Figure record extracts:

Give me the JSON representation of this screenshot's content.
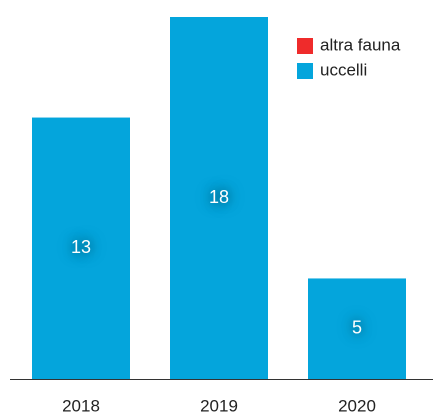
{
  "chart_data": {
    "type": "stacked_bar",
    "categories": [
      "2018",
      "2019",
      "2020"
    ],
    "series": [
      {
        "name": "altra fauna",
        "color": "#ef2b2b",
        "values": [
          0,
          0,
          0
        ]
      },
      {
        "name": "uccelli",
        "color": "#04a5dc",
        "values": [
          13,
          18,
          5
        ]
      }
    ],
    "ylim": [
      0,
      18
    ],
    "legend": "top-right"
  }
}
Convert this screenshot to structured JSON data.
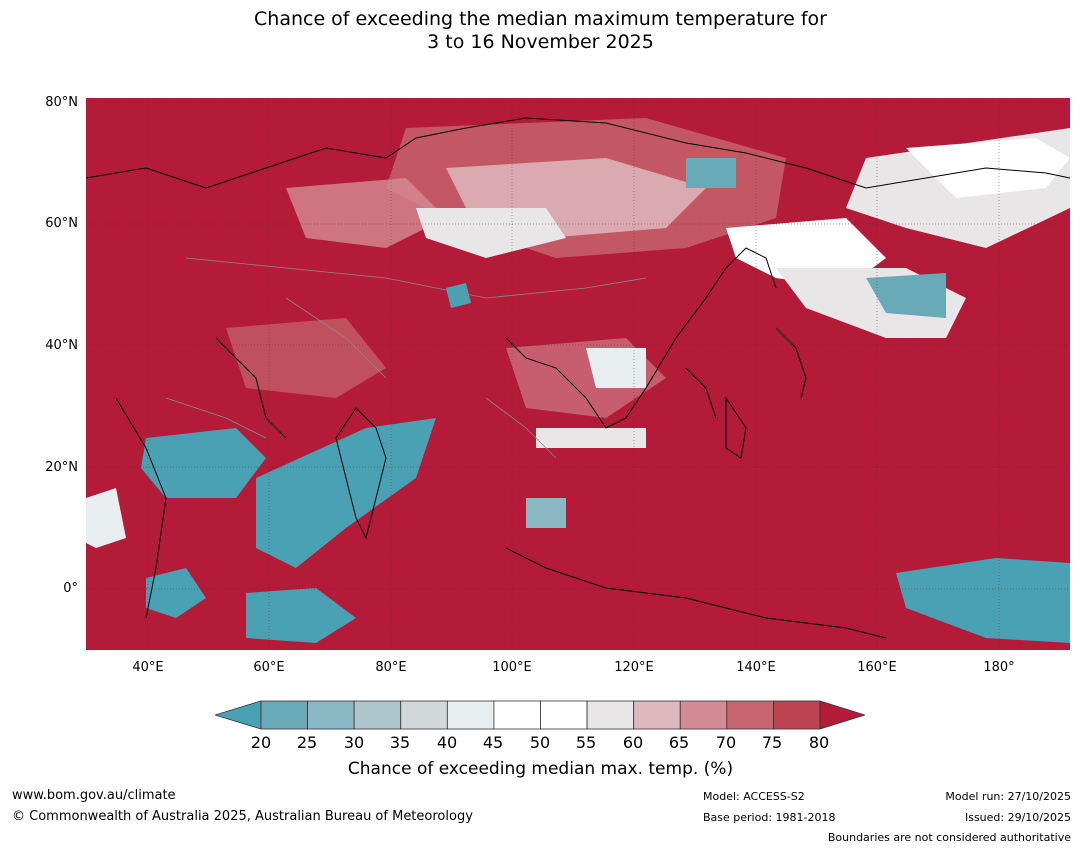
{
  "title": {
    "line1": "Chance of exceeding the median maximum temperature for",
    "line2": "3 to 16 November 2025"
  },
  "map": {
    "region": "Asia",
    "latitude_labels": [
      "80°N",
      "60°N",
      "40°N",
      "20°N",
      "0°"
    ],
    "longitude_labels": [
      "40°E",
      "60°E",
      "80°E",
      "100°E",
      "120°E",
      "140°E",
      "160°E",
      "180°"
    ],
    "colors": {
      "dominant_high": "#b31b39",
      "low": "#4aa1b4",
      "neutral": "#ffffff"
    },
    "gridlines": true
  },
  "colorbar": {
    "ticks": [
      "20",
      "25",
      "30",
      "35",
      "40",
      "45",
      "50",
      "55",
      "60",
      "65",
      "70",
      "75",
      "80"
    ],
    "colors": [
      "#4aa1b4",
      "#6aa9b8",
      "#89b7c4",
      "#adc6cc",
      "#d1d8da",
      "#e8eeef",
      "#ffffff",
      "#ffffff",
      "#e9e6e7",
      "#dfb8bd",
      "#d48c94",
      "#c8666f",
      "#bc4450",
      "#b31b39"
    ],
    "label": "Chance of exceeding median max. temp. (%)"
  },
  "footer": {
    "website": "www.bom.gov.au/climate",
    "copyright": "© Commonwealth of Australia 2025, Australian Bureau of Meteorology",
    "model": "Model: ACCESS-S2",
    "base_period": "Base period: 1981-2018",
    "model_run": "Model run: 27/10/2025",
    "issued": "Issued: 29/10/2025",
    "disclaimer": "Boundaries are not considered authoritative"
  }
}
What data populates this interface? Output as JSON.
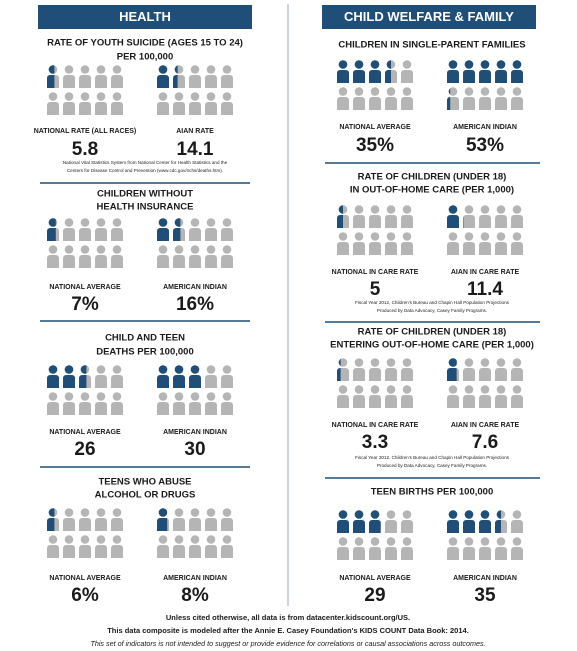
{
  "health": {
    "title": "HEALTH",
    "sections": [
      {
        "title": [
          "RATE OF YOUTH SUICIDE (AGES 15 TO 24)",
          "PER 100,000"
        ],
        "groups": [
          {
            "label": "NATIONAL RATE (ALL RACES)",
            "value": "5.8"
          },
          {
            "label": "AIAN RATE",
            "value": "14.1"
          }
        ],
        "source": [
          "National Vital Statistics System from National Center for Health Statistics and the",
          "Centers for Disease Control and Prevention (www.cdc.gov/nchs/deaths.htm)."
        ]
      },
      {
        "title": [
          "CHILDREN WITHOUT",
          "HEALTH INSURANCE"
        ],
        "groups": [
          {
            "label": "NATIONAL AVERAGE",
            "value": "7%"
          },
          {
            "label": "AMERICAN INDIAN",
            "value": "16%"
          }
        ]
      },
      {
        "title": [
          "CHILD AND TEEN",
          "DEATHS PER 100,000"
        ],
        "groups": [
          {
            "label": "NATIONAL AVERAGE",
            "value": "26"
          },
          {
            "label": "AMERICAN INDIAN",
            "value": "30"
          }
        ]
      },
      {
        "title": [
          "TEENS WHO ABUSE",
          "ALCOHOL OR DRUGS"
        ],
        "groups": [
          {
            "label": "NATIONAL AVERAGE",
            "value": "6%"
          },
          {
            "label": "AMERICAN INDIAN",
            "value": "8%"
          }
        ]
      }
    ]
  },
  "welfare": {
    "title": "CHILD WELFARE & FAMILY",
    "sections": [
      {
        "title": [
          "CHILDREN IN SINGLE-PARENT FAMILIES"
        ],
        "groups": [
          {
            "label": "NATIONAL AVERAGE",
            "value": "35%"
          },
          {
            "label": "AMERICAN INDIAN",
            "value": "53%"
          }
        ]
      },
      {
        "title": [
          "RATE OF CHILDREN (UNDER 18)",
          "IN OUT-OF-HOME CARE (PER 1,000)"
        ],
        "groups": [
          {
            "label": "NATIONAL IN CARE RATE",
            "value": "5"
          },
          {
            "label": "AIAN IN CARE RATE",
            "value": "11.4"
          }
        ],
        "source": [
          "Fiscal Year 2012, Children's Bureau and Chapin Hall Population Projections",
          "Produced by Data Advocacy, Casey Family Programs."
        ]
      },
      {
        "title": [
          "RATE OF CHILDREN (UNDER 18)",
          "ENTERING OUT-OF-HOME CARE (PER 1,000)"
        ],
        "groups": [
          {
            "label": "NATIONAL IN CARE RATE",
            "value": "3.3"
          },
          {
            "label": "AIAN IN CARE RATE",
            "value": "7.6"
          }
        ],
        "source": [
          "Fiscal Year 2012, Children's Bureau and Chapin Hall Population Projections",
          "Produced by Data Advocacy, Casey Family Programs."
        ]
      },
      {
        "title": [
          "TEEN BIRTHS PER 100,000"
        ],
        "groups": [
          {
            "label": "NATIONAL AVERAGE",
            "value": "29"
          },
          {
            "label": "AMERICAN INDIAN",
            "value": "35"
          }
        ]
      }
    ]
  },
  "footer": [
    "Unless cited otherwise, all data is from datacenter.kidscount.org/US.",
    "This data composite is modeled after the Annie E. Casey Foundation's KIDS COUNT Data Book: 2014.",
    "This set of indicators is not intended to suggest or provide evidence for correlations or causal associations across outcomes."
  ]
}
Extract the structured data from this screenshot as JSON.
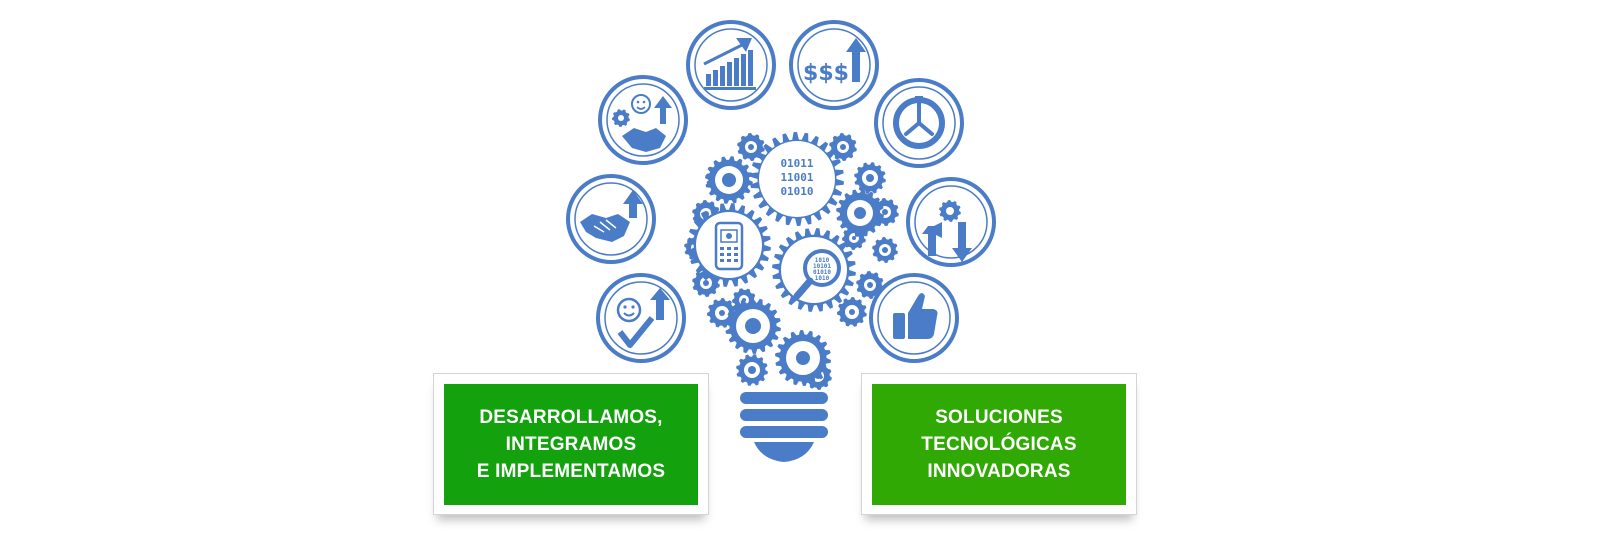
{
  "colors": {
    "icon_blue": "#4a7cc7",
    "green_left": "#13a10e",
    "green_right": "#30a904",
    "card_border": "#d4d4d4"
  },
  "bulb": {
    "binary_block": [
      "01011",
      "11001",
      "01010"
    ],
    "magnifier_bits": [
      "1010",
      "10101",
      "01010",
      "1010"
    ]
  },
  "circle_icons": [
    {
      "icon": "bar-chart-growth-icon"
    },
    {
      "icon": "dollar-increase-icon",
      "text": "$$$"
    },
    {
      "icon": "clock-icon"
    },
    {
      "icon": "gear-direction-arrows-icon"
    },
    {
      "icon": "thumbs-up-icon"
    },
    {
      "icon": "smile-check-growth-icon"
    },
    {
      "icon": "handshake-growth-icon"
    },
    {
      "icon": "gear-smile-handshake-icon"
    }
  ],
  "left_panel": {
    "line1": "DESARROLLAMOS,",
    "line2": "INTEGRAMOS",
    "line3": "E IMPLEMENTAMOS"
  },
  "right_panel": {
    "line1": "SOLUCIONES",
    "line2": "TECNOLÓGICAS",
    "line3": "INNOVADORAS"
  }
}
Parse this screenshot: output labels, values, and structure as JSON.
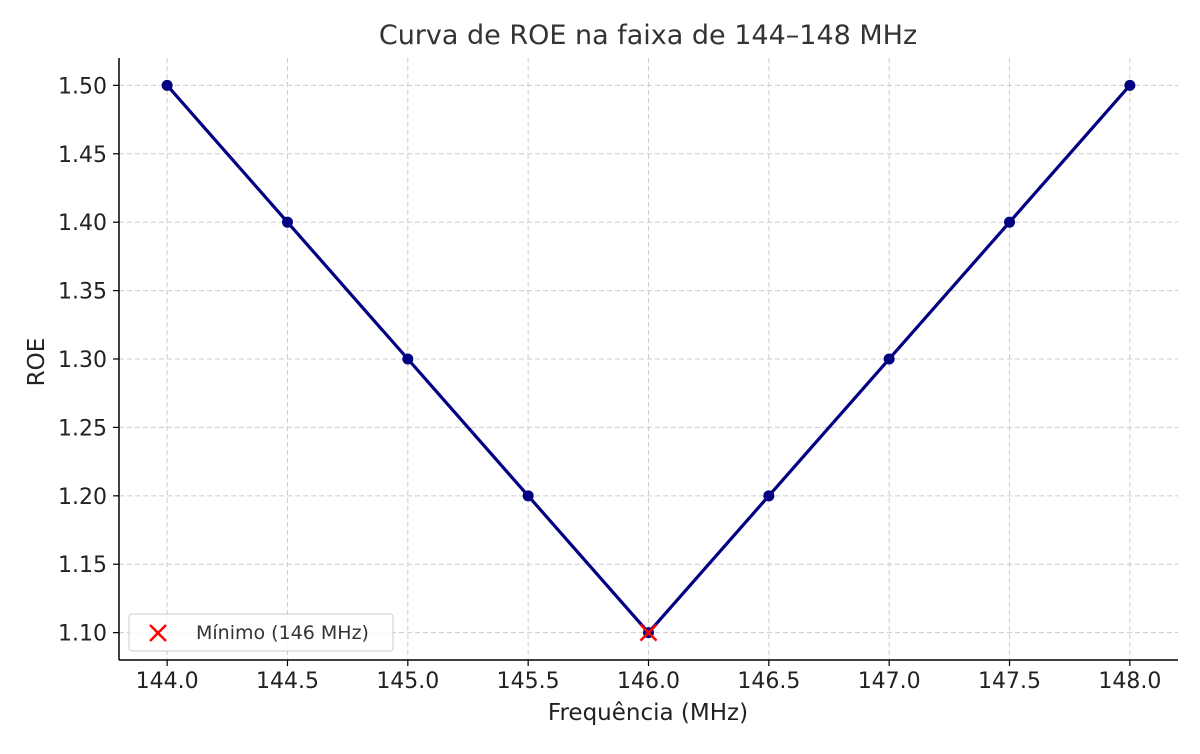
{
  "chart_data": {
    "type": "line",
    "title": "Curva de ROE na faixa de 144–148 MHz",
    "xlabel": "Frequência (MHz)",
    "ylabel": "ROE",
    "xlim": [
      143.8,
      148.2
    ],
    "ylim": [
      1.08,
      1.52
    ],
    "xticks": [
      144.0,
      144.5,
      145.0,
      145.5,
      146.0,
      146.5,
      147.0,
      147.5,
      148.0
    ],
    "xtick_labels": [
      "144.0",
      "144.5",
      "145.0",
      "145.5",
      "146.0",
      "146.5",
      "147.0",
      "147.5",
      "148.0"
    ],
    "yticks": [
      1.1,
      1.15,
      1.2,
      1.25,
      1.3,
      1.35,
      1.4,
      1.45,
      1.5
    ],
    "ytick_labels": [
      "1.10",
      "1.15",
      "1.20",
      "1.25",
      "1.30",
      "1.35",
      "1.40",
      "1.45",
      "1.50"
    ],
    "grid": true,
    "legend_position": "bottom-left",
    "series": [
      {
        "x": [
          144.0,
          144.5,
          145.0,
          145.5,
          146.0,
          146.5,
          147.0,
          147.5,
          148.0
        ],
        "y": [
          1.5,
          1.4,
          1.3,
          1.2,
          1.1,
          1.2,
          1.3,
          1.4,
          1.5
        ],
        "color": "#000080",
        "marker": "circle"
      }
    ],
    "annotations": [
      {
        "name": "Mínimo (146 MHz)",
        "x": 146.0,
        "y": 1.1,
        "color": "#ff0000",
        "marker": "x"
      }
    ]
  }
}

GIVEN REQUEST → What is the number of lines in the listing that contain the string "from"? Reply with that number alone.

RESULT OF THIS TASK → 3